Explore the material —
(A) Answer these questions about the text block on a biostatistician's workday, one per line:
(i) Whose blog post does it recommend reading?
(ii) In what setting does the working biostatistician it describes work?
(iii) What does the blog post's author go into more detail about?
(B) Reproduce the part of the text block on a biostatistician's workday between "If you’re interested" and "biostatistics is like.", inclusive.

Text block —
________________________

If you’re interested in a day in the life of a working biostatistician in academia, I recommend reading Katherine Hoffman’s blog post. In particular, she goes into more detail about her research projects, if you’re curious about what research in biostatistics is like.

________________________

Record set —

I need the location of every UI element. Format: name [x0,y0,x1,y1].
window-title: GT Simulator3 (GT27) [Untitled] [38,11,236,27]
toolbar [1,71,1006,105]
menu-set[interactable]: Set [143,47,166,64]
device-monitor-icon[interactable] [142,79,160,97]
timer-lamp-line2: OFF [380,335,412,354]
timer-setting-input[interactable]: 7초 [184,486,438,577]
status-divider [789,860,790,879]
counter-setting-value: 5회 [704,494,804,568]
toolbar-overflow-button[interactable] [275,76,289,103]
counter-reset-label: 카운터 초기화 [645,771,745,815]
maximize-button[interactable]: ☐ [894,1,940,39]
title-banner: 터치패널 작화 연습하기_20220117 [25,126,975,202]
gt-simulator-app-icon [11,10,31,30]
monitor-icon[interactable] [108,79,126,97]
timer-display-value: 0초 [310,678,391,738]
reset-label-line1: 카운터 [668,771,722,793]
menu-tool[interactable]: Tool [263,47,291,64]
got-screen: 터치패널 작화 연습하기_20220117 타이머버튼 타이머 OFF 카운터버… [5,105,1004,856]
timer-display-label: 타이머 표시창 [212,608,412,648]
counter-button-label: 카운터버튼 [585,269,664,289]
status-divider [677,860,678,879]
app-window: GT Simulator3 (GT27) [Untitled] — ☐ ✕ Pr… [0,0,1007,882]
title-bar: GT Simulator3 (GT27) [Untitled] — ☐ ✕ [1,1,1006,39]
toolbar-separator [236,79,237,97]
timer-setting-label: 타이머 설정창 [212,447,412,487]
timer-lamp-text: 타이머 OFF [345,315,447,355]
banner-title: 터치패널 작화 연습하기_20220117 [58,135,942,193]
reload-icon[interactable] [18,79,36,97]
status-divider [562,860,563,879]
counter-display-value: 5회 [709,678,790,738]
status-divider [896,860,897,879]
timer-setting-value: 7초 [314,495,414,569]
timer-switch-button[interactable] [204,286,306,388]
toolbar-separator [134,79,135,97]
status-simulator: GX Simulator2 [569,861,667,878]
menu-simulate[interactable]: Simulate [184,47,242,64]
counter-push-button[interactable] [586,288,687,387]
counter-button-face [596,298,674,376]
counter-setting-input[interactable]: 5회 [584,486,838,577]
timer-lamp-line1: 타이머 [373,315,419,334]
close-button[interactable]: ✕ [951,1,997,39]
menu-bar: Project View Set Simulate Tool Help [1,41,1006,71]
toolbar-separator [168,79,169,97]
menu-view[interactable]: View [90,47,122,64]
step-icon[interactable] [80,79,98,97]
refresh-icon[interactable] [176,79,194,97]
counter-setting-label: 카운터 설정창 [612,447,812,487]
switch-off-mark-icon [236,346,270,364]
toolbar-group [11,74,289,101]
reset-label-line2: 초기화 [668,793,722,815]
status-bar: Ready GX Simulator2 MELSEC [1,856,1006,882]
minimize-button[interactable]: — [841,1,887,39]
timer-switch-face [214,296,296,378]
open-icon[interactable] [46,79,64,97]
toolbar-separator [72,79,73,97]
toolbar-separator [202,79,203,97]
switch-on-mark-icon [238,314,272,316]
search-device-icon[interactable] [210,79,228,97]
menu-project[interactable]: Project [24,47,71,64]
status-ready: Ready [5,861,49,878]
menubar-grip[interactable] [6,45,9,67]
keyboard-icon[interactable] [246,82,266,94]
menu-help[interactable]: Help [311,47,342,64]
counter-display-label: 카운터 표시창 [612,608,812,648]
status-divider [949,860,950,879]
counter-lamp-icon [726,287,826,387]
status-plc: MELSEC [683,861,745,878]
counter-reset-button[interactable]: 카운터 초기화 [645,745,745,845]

________________________

Your responses —
(A)
(i) Katherine Hoffman's
(ii) Academia
(iii) Her research projects

(B)
If you’re interested in a day in the life of a working biostatistician in academia, I recommend reading Katherine Hoffman’s blog post. In particular, she goes into more detail about her research projects, if you’re curious about what research in biostatistics is like.